Records from a collection of figures:
▼▼▼

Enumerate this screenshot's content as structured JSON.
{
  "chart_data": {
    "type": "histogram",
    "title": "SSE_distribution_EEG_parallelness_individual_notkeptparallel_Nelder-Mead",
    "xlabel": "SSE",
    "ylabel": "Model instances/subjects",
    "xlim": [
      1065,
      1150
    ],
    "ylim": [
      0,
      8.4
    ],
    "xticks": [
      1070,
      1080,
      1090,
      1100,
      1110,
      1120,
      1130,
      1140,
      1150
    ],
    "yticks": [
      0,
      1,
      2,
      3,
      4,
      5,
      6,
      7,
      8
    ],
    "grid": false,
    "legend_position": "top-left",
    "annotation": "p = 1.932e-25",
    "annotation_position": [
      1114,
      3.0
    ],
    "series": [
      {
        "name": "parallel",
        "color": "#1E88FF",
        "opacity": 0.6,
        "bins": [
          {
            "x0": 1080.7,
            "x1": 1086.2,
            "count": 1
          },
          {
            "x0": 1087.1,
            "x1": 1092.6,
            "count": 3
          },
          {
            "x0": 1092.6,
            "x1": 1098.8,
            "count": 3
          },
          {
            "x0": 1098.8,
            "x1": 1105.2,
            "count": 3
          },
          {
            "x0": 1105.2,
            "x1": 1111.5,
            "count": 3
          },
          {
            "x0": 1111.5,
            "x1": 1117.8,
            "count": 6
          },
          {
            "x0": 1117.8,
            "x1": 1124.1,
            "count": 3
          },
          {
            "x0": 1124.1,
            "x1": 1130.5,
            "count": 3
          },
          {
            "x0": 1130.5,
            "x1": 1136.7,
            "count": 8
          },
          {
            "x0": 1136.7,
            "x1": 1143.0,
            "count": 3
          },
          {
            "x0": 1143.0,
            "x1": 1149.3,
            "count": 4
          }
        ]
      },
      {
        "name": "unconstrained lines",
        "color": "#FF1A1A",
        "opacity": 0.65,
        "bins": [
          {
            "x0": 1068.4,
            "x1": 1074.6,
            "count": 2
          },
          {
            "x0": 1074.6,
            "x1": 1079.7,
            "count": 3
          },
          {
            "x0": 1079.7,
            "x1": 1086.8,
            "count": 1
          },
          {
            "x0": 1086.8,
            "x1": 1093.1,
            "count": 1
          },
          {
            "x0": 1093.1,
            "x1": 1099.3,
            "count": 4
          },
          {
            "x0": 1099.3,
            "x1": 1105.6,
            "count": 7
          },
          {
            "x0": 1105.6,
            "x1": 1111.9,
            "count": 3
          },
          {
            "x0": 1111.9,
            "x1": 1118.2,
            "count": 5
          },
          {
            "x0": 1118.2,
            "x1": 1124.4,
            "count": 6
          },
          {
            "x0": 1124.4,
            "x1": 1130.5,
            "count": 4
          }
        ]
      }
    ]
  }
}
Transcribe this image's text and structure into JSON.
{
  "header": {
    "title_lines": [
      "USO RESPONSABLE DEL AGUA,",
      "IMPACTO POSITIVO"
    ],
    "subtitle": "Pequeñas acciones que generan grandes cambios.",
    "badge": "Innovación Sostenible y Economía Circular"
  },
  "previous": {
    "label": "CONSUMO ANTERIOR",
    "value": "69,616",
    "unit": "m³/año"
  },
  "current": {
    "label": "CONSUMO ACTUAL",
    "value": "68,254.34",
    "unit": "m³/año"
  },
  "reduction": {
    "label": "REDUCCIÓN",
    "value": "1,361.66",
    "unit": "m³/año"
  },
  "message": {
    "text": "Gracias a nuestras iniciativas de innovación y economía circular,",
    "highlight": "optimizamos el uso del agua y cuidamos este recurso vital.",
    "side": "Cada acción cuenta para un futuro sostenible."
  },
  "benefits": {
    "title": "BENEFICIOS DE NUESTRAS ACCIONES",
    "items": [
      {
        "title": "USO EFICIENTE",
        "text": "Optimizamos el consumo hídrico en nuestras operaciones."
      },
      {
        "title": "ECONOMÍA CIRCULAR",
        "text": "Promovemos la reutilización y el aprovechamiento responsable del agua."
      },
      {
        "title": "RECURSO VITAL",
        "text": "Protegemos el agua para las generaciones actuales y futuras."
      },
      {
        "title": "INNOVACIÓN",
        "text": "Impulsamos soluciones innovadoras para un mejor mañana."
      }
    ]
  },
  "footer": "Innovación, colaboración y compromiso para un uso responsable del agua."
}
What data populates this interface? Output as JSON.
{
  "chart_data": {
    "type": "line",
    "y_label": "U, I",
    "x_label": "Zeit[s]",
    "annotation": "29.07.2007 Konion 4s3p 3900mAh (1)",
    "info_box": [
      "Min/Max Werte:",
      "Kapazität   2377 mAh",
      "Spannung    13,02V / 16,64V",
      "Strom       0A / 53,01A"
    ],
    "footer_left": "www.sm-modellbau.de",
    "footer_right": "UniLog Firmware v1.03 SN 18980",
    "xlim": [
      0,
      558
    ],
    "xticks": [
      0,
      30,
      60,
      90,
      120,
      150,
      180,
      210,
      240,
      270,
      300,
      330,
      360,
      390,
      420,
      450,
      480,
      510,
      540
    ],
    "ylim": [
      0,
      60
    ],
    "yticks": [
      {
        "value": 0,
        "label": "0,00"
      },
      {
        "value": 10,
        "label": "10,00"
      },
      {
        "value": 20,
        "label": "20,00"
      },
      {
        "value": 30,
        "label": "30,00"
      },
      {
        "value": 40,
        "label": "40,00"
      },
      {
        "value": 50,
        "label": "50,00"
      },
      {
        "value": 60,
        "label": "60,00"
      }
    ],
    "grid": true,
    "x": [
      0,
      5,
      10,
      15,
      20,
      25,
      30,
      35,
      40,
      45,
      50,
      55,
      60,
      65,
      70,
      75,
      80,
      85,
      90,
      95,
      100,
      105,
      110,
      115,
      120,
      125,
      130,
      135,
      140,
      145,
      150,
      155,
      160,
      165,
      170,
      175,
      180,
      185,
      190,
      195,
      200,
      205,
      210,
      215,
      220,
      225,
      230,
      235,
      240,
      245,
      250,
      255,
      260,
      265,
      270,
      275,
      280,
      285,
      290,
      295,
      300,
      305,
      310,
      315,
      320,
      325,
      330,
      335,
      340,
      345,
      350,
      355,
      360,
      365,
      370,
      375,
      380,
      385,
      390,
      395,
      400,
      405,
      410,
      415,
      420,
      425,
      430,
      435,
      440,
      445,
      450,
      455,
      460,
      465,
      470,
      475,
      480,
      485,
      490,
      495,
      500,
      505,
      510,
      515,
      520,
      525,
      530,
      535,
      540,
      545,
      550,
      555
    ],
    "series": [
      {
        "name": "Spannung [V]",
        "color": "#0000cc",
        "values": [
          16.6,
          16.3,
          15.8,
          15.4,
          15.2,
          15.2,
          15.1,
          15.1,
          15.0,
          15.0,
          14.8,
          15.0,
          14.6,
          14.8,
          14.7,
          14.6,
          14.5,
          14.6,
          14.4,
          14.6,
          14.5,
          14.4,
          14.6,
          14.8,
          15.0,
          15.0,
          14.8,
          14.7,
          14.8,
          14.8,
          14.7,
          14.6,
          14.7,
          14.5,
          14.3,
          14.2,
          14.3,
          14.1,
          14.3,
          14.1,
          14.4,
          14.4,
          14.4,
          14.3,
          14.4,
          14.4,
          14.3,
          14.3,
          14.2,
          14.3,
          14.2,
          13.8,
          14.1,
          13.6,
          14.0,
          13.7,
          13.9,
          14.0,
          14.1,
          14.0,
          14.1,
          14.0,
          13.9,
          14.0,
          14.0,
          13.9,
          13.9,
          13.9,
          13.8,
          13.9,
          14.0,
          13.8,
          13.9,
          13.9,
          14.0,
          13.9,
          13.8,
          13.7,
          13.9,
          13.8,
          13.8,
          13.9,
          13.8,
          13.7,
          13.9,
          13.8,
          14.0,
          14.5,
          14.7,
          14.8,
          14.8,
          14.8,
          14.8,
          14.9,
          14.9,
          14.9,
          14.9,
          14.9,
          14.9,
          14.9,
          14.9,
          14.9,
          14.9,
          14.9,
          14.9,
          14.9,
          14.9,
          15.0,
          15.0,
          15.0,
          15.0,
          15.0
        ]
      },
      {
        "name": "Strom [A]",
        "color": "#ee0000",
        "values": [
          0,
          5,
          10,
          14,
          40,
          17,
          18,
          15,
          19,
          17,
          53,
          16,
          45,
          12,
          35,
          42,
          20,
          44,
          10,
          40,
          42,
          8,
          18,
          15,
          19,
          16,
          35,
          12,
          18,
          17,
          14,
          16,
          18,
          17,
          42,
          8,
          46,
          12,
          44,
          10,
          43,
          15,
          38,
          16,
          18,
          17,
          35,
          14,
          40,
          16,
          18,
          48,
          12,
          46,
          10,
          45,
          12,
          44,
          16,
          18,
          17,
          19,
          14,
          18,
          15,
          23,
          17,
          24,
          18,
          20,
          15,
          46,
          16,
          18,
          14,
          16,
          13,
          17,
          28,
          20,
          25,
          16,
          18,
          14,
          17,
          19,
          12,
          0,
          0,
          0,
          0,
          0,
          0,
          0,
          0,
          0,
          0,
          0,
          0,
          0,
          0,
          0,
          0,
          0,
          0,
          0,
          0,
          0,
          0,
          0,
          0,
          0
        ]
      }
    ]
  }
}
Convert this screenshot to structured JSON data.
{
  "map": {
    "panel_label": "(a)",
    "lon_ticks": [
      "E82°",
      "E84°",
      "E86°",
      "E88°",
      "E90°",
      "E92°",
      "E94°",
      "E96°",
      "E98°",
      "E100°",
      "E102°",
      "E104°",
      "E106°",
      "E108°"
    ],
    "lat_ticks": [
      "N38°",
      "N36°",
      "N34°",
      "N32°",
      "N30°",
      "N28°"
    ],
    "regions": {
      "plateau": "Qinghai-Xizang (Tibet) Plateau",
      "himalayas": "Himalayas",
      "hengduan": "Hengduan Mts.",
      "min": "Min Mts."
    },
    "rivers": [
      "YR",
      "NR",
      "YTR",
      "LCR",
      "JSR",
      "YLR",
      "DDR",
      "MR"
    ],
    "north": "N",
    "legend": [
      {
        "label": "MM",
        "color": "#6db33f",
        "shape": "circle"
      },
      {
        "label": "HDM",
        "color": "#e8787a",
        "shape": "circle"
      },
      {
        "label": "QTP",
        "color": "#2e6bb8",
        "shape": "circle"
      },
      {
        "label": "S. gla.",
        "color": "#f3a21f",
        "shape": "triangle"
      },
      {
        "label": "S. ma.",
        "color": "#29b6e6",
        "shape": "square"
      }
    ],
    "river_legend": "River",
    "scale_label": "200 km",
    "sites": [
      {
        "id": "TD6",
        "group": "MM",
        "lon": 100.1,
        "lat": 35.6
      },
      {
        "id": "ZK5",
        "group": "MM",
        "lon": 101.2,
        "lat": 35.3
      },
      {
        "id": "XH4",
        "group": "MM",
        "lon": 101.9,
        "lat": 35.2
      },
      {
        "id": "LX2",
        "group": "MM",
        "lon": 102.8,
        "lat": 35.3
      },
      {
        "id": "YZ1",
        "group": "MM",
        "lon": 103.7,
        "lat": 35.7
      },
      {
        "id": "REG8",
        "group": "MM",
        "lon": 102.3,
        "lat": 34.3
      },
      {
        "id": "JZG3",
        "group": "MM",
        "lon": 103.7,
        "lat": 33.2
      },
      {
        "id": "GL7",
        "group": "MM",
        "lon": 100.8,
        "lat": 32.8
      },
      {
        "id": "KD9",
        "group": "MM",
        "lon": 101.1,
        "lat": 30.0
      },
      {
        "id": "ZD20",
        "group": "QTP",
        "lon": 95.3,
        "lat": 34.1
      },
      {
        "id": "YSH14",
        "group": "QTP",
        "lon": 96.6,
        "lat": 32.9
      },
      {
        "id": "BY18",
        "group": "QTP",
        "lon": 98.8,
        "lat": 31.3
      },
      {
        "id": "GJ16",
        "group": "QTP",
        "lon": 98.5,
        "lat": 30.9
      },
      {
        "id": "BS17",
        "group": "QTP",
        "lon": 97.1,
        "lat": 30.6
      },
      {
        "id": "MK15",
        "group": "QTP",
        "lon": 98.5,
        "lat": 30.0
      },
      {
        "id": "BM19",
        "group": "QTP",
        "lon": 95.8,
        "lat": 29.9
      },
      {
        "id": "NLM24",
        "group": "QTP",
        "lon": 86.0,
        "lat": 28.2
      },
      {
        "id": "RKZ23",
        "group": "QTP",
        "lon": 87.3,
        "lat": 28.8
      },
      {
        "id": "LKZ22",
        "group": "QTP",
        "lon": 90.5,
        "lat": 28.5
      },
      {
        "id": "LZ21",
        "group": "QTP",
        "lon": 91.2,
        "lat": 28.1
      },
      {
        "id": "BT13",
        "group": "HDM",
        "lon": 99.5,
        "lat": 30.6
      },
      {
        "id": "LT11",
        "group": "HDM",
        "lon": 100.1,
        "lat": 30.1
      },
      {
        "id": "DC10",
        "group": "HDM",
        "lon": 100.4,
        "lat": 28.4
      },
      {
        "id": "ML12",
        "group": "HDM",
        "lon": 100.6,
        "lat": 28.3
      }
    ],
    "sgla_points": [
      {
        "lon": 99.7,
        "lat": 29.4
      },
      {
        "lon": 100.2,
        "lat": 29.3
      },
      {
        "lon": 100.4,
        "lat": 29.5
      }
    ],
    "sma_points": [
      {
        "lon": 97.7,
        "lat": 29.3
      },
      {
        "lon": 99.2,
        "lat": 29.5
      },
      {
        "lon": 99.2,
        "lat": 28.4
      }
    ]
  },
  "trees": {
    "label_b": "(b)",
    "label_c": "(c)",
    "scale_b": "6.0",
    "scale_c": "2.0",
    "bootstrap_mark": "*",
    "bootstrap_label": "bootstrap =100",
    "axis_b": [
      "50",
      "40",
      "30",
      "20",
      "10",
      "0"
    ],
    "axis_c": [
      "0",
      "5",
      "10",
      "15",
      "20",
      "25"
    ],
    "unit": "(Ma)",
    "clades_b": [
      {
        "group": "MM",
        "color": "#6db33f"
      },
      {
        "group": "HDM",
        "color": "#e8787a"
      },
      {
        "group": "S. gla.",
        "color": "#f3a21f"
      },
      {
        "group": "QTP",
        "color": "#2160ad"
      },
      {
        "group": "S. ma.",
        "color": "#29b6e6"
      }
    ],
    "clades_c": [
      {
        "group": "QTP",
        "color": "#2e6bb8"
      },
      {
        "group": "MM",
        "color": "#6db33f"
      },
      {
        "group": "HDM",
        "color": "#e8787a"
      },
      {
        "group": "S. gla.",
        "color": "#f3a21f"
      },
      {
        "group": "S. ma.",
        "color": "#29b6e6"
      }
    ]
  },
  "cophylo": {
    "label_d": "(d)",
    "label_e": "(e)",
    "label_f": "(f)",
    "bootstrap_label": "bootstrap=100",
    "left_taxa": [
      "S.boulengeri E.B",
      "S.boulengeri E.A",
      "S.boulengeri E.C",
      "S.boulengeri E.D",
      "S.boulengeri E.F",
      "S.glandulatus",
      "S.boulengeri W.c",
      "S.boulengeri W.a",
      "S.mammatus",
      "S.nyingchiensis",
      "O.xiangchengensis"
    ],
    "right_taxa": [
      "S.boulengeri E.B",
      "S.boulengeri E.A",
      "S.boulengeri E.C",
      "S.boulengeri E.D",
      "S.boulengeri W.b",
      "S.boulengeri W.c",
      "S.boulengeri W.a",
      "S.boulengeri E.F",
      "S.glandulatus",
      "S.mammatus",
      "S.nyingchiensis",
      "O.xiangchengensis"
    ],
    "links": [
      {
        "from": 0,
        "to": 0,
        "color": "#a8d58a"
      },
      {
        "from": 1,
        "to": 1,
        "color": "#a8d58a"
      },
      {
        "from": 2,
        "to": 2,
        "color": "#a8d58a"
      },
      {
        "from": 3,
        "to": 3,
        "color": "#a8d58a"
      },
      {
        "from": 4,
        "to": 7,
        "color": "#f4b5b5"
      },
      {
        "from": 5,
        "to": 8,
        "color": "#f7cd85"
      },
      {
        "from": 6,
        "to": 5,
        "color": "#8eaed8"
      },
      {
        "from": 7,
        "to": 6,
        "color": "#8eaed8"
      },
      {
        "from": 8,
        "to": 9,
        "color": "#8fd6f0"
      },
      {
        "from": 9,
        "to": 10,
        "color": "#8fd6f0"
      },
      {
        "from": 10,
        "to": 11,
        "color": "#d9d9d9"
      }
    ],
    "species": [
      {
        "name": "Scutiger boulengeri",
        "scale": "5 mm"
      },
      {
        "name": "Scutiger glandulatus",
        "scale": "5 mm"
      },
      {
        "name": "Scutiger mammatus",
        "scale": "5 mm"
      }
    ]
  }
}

▲▲▲

* _Written exercise_
Tell how many lines in the records above contain "JSON", giving the number and no other words.

* _Task result_
4